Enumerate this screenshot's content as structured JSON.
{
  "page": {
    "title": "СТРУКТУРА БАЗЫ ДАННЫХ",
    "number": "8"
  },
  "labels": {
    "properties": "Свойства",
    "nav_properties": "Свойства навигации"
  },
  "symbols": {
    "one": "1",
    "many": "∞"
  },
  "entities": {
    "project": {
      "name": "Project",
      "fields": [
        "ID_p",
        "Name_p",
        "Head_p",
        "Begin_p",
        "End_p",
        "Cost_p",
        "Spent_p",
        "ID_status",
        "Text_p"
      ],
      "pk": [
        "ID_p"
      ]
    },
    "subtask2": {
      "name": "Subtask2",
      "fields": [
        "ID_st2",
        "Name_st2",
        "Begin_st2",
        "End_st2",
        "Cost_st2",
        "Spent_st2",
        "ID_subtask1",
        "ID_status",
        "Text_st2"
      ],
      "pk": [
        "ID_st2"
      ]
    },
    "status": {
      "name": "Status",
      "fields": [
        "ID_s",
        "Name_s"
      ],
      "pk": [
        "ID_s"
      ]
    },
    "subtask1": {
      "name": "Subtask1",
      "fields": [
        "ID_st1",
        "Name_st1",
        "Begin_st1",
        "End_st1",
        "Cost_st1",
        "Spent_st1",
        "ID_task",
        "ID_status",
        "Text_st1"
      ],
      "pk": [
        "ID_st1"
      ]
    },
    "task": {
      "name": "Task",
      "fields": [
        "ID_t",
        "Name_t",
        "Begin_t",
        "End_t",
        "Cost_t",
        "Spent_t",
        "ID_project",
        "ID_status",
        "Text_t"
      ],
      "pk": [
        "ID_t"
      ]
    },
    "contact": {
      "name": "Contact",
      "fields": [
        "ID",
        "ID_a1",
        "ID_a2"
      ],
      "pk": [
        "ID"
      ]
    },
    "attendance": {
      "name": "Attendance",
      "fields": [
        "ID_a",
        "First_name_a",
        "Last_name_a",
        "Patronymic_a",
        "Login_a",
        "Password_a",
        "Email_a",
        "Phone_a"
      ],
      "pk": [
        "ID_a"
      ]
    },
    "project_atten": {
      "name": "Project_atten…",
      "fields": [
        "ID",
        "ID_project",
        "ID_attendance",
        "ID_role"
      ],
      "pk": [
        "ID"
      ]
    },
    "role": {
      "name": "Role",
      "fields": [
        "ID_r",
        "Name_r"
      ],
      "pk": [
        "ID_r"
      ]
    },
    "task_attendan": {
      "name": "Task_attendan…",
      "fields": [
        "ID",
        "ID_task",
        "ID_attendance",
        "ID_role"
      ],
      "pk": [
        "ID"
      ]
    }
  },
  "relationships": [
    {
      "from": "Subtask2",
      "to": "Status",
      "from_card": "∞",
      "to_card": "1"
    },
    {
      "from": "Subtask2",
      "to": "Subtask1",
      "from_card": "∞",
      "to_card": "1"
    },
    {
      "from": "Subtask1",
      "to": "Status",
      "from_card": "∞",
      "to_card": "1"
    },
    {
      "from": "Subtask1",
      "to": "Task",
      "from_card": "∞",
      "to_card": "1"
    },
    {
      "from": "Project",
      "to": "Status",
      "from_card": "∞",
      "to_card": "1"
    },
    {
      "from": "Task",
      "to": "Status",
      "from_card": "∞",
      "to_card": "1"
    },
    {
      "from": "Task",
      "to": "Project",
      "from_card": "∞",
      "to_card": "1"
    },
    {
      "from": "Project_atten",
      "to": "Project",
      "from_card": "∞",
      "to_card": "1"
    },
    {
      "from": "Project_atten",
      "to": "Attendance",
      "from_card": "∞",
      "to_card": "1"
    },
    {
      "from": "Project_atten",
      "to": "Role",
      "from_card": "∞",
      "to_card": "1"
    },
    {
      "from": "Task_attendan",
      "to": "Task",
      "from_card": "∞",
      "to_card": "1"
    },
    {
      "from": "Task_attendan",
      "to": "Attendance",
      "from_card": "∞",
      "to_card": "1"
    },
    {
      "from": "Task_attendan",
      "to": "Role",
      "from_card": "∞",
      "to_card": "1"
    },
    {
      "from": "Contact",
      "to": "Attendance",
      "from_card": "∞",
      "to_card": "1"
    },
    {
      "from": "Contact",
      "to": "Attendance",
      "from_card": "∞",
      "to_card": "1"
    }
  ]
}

■ **Work instructions**
Your task is to repeat every line exactly.

■ **Solution to the problem**
Enumerate this screenshot's content as structured JSON.
{
  "page": {
    "title": "СТРУКТУРА БАЗЫ ДАННЫХ",
    "number": "8"
  },
  "labels": {
    "properties": "Свойства",
    "nav_properties": "Свойства навигации"
  },
  "symbols": {
    "one": "1",
    "many": "∞"
  },
  "entities": {
    "project": {
      "name": "Project",
      "fields": [
        "ID_p",
        "Name_p",
        "Head_p",
        "Begin_p",
        "End_p",
        "Cost_p",
        "Spent_p",
        "ID_status",
        "Text_p"
      ],
      "pk": [
        "ID_p"
      ]
    },
    "subtask2": {
      "name": "Subtask2",
      "fields": [
        "ID_st2",
        "Name_st2",
        "Begin_st2",
        "End_st2",
        "Cost_st2",
        "Spent_st2",
        "ID_subtask1",
        "ID_status",
        "Text_st2"
      ],
      "pk": [
        "ID_st2"
      ]
    },
    "status": {
      "name": "Status",
      "fields": [
        "ID_s",
        "Name_s"
      ],
      "pk": [
        "ID_s"
      ]
    },
    "subtask1": {
      "name": "Subtask1",
      "fields": [
        "ID_st1",
        "Name_st1",
        "Begin_st1",
        "End_st1",
        "Cost_st1",
        "Spent_st1",
        "ID_task",
        "ID_status",
        "Text_st1"
      ],
      "pk": [
        "ID_st1"
      ]
    },
    "task": {
      "name": "Task",
      "fields": [
        "ID_t",
        "Name_t",
        "Begin_t",
        "End_t",
        "Cost_t",
        "Spent_t",
        "ID_project",
        "ID_status",
        "Text_t"
      ],
      "pk": [
        "ID_t"
      ]
    },
    "contact": {
      "name": "Contact",
      "fields": [
        "ID",
        "ID_a1",
        "ID_a2"
      ],
      "pk": [
        "ID"
      ]
    },
    "attendance": {
      "name": "Attendance",
      "fields": [
        "ID_a",
        "First_name_a",
        "Last_name_a",
        "Patronymic_a",
        "Login_a",
        "Password_a",
        "Email_a",
        "Phone_a"
      ],
      "pk": [
        "ID_a"
      ]
    },
    "project_atten": {
      "name": "Project_atten…",
      "fields": [
        "ID",
        "ID_project",
        "ID_attendance",
        "ID_role"
      ],
      "pk": [
        "ID"
      ]
    },
    "role": {
      "name": "Role",
      "fields": [
        "ID_r",
        "Name_r"
      ],
      "pk": [
        "ID_r"
      ]
    },
    "task_attendan": {
      "name": "Task_attendan…",
      "fields": [
        "ID",
        "ID_task",
        "ID_attendance",
        "ID_role"
      ],
      "pk": [
        "ID"
      ]
    }
  },
  "relationships": [
    {
      "from": "Subtask2",
      "to": "Status",
      "from_card": "∞",
      "to_card": "1"
    },
    {
      "from": "Subtask2",
      "to": "Subtask1",
      "from_card": "∞",
      "to_card": "1"
    },
    {
      "from": "Subtask1",
      "to": "Status",
      "from_card": "∞",
      "to_card": "1"
    },
    {
      "from": "Subtask1",
      "to": "Task",
      "from_card": "∞",
      "to_card": "1"
    },
    {
      "from": "Project",
      "to": "Status",
      "from_card": "∞",
      "to_card": "1"
    },
    {
      "from": "Task",
      "to": "Status",
      "from_card": "∞",
      "to_card": "1"
    },
    {
      "from": "Task",
      "to": "Project",
      "from_card": "∞",
      "to_card": "1"
    },
    {
      "from": "Project_atten",
      "to": "Project",
      "from_card": "∞",
      "to_card": "1"
    },
    {
      "from": "Project_atten",
      "to": "Attendance",
      "from_card": "∞",
      "to_card": "1"
    },
    {
      "from": "Project_atten",
      "to": "Role",
      "from_card": "∞",
      "to_card": "1"
    },
    {
      "from": "Task_attendan",
      "to": "Task",
      "from_card": "∞",
      "to_card": "1"
    },
    {
      "from": "Task_attendan",
      "to": "Attendance",
      "from_card": "∞",
      "to_card": "1"
    },
    {
      "from": "Task_attendan",
      "to": "Role",
      "from_card": "∞",
      "to_card": "1"
    },
    {
      "from": "Contact",
      "to": "Attendance",
      "from_card": "∞",
      "to_card": "1"
    },
    {
      "from": "Contact",
      "to": "Attendance",
      "from_card": "∞",
      "to_card": "1"
    }
  ]
}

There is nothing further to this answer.